> [Exercise prompt]:
In the entries below, count every line with the string "commutation". State the count and nothing else.

=== Working data ===

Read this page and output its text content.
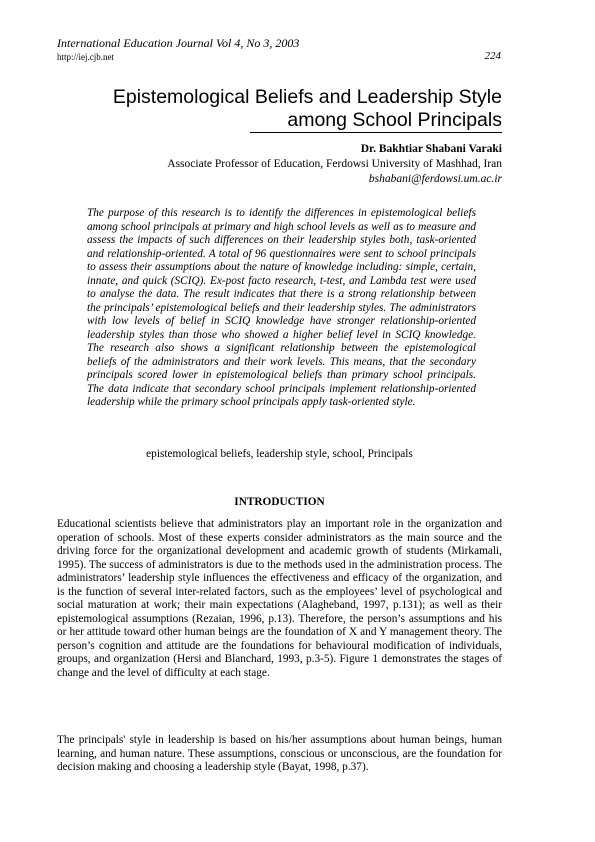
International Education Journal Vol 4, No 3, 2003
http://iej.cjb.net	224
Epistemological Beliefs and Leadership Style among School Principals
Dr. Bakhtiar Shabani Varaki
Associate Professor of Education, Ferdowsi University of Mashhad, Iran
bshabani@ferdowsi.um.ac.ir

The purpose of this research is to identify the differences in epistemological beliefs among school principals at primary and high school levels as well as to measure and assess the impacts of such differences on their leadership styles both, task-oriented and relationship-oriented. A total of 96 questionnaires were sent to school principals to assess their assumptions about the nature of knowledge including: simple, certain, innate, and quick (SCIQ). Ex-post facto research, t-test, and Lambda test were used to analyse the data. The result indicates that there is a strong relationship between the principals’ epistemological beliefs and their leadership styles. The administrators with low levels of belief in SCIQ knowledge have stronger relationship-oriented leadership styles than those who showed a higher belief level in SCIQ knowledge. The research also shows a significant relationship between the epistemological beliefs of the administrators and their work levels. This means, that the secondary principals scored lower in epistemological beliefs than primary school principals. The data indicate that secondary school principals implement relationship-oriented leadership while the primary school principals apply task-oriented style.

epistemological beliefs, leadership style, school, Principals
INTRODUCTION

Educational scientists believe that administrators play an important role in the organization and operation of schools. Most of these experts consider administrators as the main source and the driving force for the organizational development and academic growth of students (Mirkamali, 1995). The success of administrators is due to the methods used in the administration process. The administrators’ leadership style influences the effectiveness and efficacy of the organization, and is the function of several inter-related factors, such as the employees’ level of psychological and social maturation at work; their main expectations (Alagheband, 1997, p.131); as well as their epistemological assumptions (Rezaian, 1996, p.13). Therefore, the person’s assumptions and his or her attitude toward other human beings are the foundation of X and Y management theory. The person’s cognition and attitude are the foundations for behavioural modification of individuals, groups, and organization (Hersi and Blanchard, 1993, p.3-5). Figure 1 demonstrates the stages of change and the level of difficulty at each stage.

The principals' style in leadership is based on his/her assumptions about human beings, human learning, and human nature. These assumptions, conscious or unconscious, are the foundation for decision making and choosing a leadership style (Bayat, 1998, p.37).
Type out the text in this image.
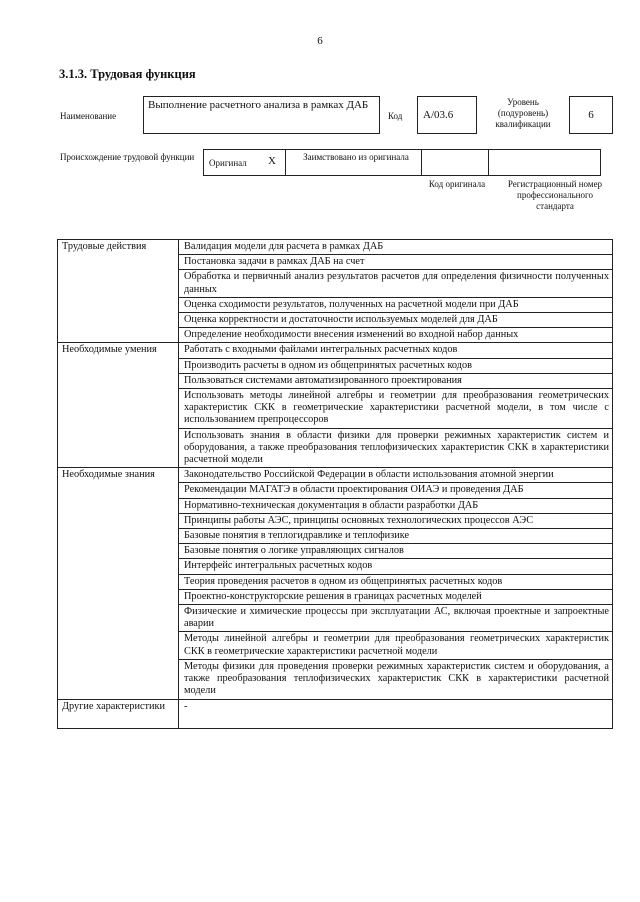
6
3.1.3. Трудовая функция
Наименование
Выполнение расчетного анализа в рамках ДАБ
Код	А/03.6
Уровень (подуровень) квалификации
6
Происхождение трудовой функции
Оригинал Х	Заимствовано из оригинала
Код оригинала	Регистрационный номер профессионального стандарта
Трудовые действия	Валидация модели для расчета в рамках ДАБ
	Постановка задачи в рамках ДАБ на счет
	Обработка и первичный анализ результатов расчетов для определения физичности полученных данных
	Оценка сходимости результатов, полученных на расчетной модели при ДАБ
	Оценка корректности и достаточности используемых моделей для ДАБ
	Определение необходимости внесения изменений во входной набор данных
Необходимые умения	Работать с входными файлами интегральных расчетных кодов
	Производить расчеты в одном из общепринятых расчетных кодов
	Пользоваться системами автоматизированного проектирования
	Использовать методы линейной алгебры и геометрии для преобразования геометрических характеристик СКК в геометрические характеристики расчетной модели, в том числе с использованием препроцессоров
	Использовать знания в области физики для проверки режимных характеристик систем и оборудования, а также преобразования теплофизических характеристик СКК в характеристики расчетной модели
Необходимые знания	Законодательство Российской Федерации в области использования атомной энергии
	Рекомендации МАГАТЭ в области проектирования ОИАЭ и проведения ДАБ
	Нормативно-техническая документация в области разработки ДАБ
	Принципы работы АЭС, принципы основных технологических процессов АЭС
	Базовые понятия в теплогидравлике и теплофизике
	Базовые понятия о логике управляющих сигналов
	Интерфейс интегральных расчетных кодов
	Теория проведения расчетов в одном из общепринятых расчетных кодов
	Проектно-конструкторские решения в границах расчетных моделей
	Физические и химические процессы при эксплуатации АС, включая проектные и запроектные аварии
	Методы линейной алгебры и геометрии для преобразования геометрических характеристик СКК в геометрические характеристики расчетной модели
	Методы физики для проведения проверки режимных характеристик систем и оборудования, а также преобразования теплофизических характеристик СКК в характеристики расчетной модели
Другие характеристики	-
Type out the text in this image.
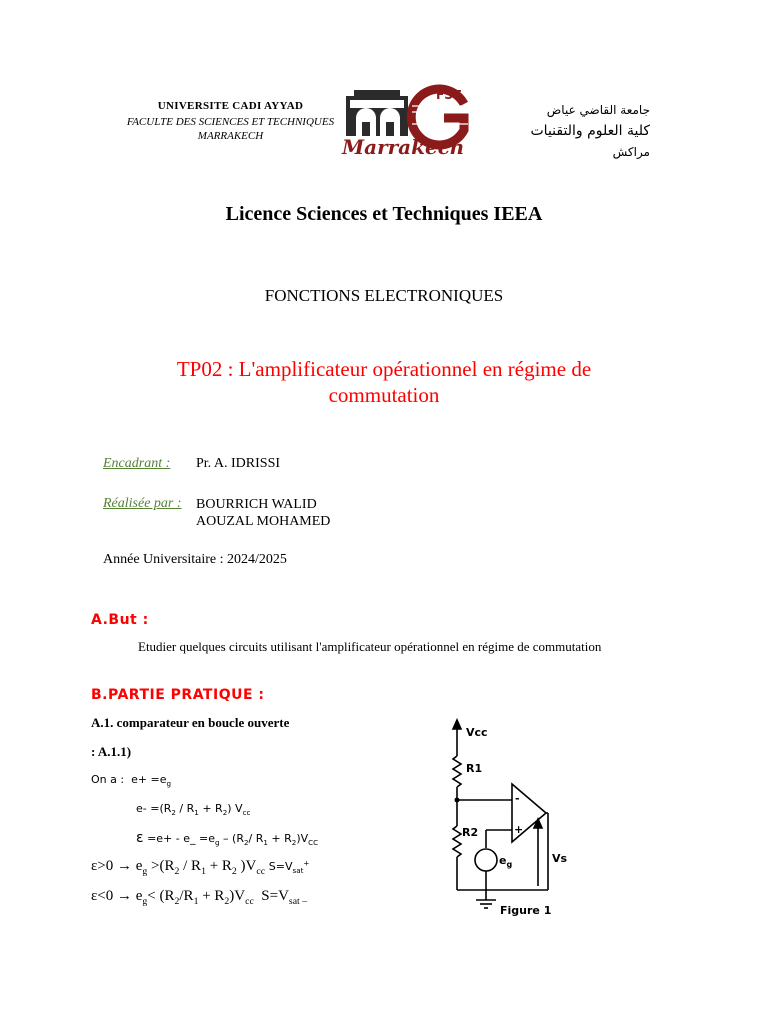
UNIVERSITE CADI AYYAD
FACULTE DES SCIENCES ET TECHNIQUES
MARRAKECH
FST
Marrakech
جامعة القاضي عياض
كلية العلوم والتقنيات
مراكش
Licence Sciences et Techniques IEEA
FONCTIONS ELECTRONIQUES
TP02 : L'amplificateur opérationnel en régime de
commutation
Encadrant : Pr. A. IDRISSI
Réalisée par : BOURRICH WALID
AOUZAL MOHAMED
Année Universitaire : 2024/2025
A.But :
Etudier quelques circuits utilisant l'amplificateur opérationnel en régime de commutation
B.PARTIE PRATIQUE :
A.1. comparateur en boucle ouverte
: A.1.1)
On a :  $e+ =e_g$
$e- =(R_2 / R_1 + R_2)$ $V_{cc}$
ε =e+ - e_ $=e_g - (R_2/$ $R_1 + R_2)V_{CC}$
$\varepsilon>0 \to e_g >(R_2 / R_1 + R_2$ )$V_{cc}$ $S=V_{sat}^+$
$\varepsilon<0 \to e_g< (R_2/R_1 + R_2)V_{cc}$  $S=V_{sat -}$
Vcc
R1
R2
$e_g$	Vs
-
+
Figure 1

===

> [Exercise answer]:
2